[Dataset items]
▬▬▬

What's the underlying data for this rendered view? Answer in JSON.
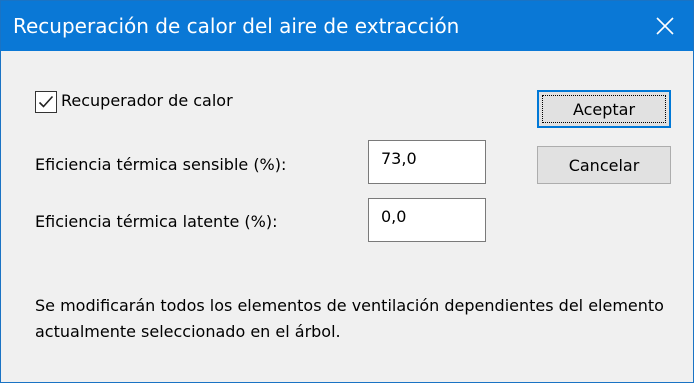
{
  "window": {
    "title": "Recuperación de calor del aire de extracción",
    "close_icon": "close-icon",
    "titlebar_color": "#0a78d6"
  },
  "form": {
    "checkbox_label": "Recuperador de calor",
    "checkbox_checked": true,
    "sensible_label": "Eficiencia térmica sensible (%):",
    "sensible_value": "73,0",
    "latente_label": "Eficiencia térmica latente (%):",
    "latente_value": "0,0"
  },
  "buttons": {
    "ok_label": "Aceptar",
    "cancel_label": "Cancelar"
  },
  "info_text": "Se modificarán todos los elementos de ventilación dependientes del elemento actualmente seleccionado en el árbol."
}
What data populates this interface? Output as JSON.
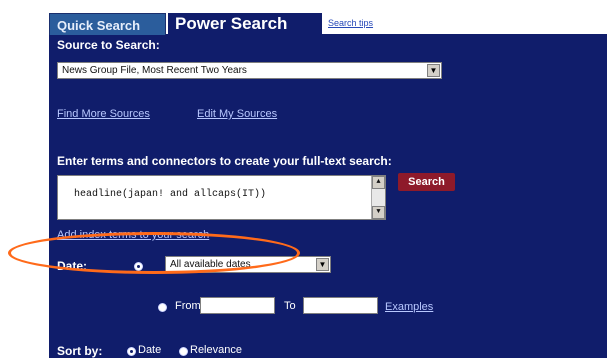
{
  "tabs": {
    "quick_search": "Quick Search",
    "power_search": "Power Search",
    "search_tips": "Search tips"
  },
  "source": {
    "label": "Source to Search:",
    "selected": "News Group File, Most Recent Two Years",
    "find_more": "Find More Sources",
    "edit_sources": "Edit My Sources"
  },
  "query": {
    "label": "Enter terms and connectors to create your full-text search:",
    "value": "headline(japan! and allcaps(IT))",
    "search_button": "Search",
    "add_index_terms": "Add index terms to your search"
  },
  "date": {
    "label": "Date:",
    "selected": "All available dates",
    "from_label": "From",
    "to_label": "To",
    "from_value": "",
    "to_value": "",
    "examples": "Examples"
  },
  "sort": {
    "label": "Sort by:",
    "option_date": "Date",
    "option_relevance": "Relevance"
  },
  "colors": {
    "panel": "#101d6b",
    "search_button": "#8e1a2a",
    "highlight_oval": "#ff6a1a"
  }
}
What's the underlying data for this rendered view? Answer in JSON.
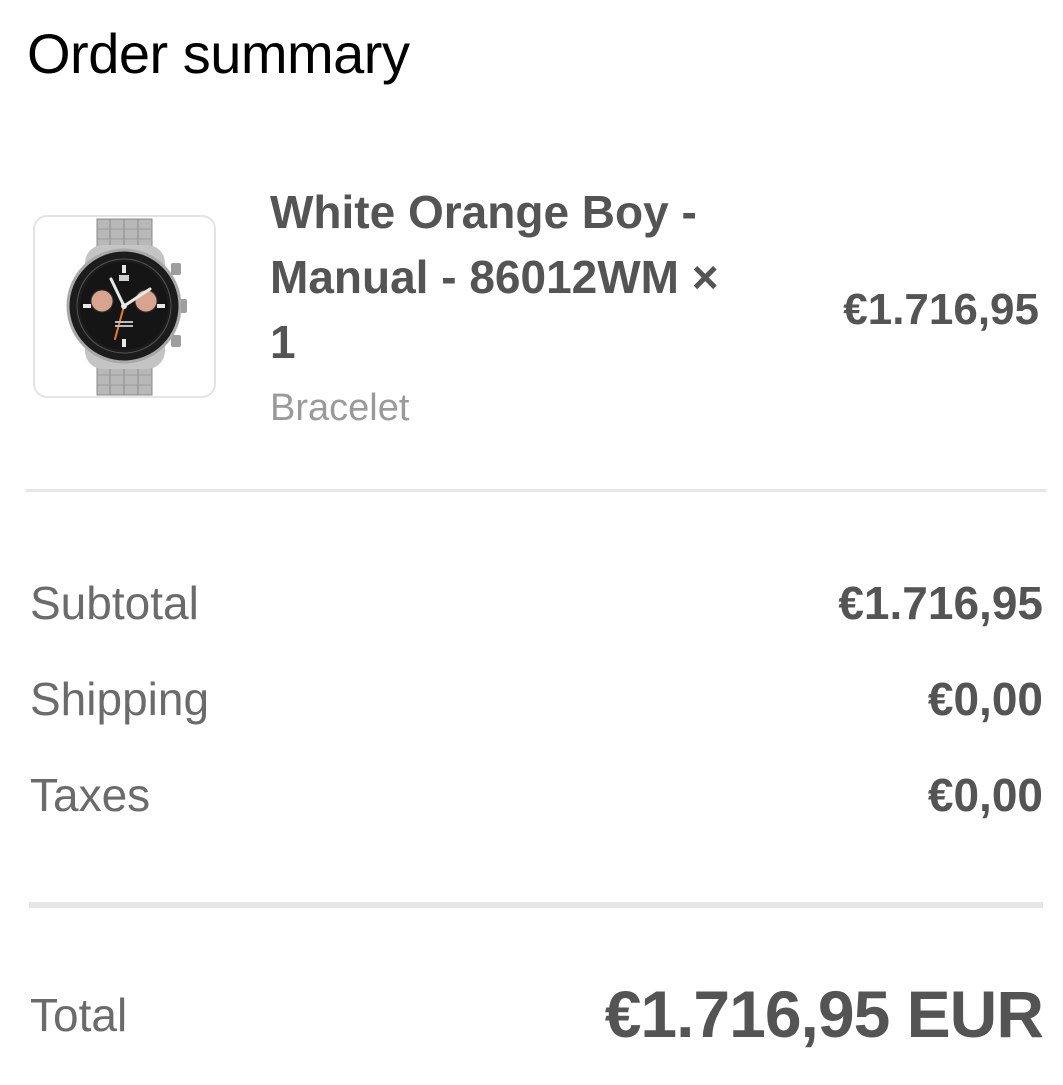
{
  "page": {
    "title": "Order summary"
  },
  "line_item": {
    "title": "White Orange Boy - Manual - 86012WM × 1",
    "variant": "Bracelet",
    "price": "€1.716,95",
    "image": "product-thumbnail-watch"
  },
  "summary": {
    "subtotal": {
      "label": "Subtotal",
      "value": "€1.716,95"
    },
    "shipping": {
      "label": "Shipping",
      "value": "€0,00"
    },
    "taxes": {
      "label": "Taxes",
      "value": "€0,00"
    }
  },
  "total": {
    "label": "Total",
    "value": "€1.716,95 EUR"
  },
  "colors": {
    "text_primary": "#000000",
    "text_strong": "#545454",
    "text_muted": "#9a9a9a",
    "divider": "#e6e6e6"
  }
}
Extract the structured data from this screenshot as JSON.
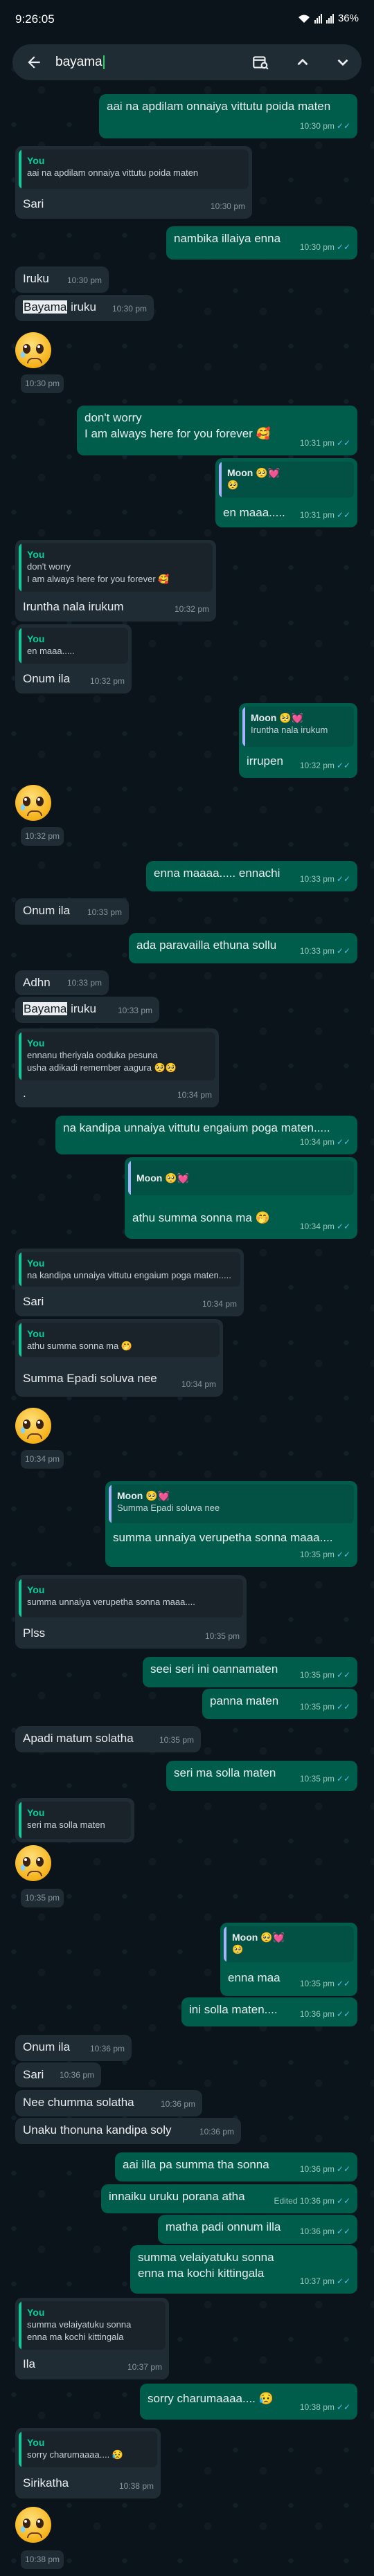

▬▬▬

* Task statement *
Take each line containing the string "térmica" and copy it out.

* Written answer *
    "sensible_label": "Eficiencia térmica sensible (%):",
    "latente_label": "Eficiencia térmica latente (%):",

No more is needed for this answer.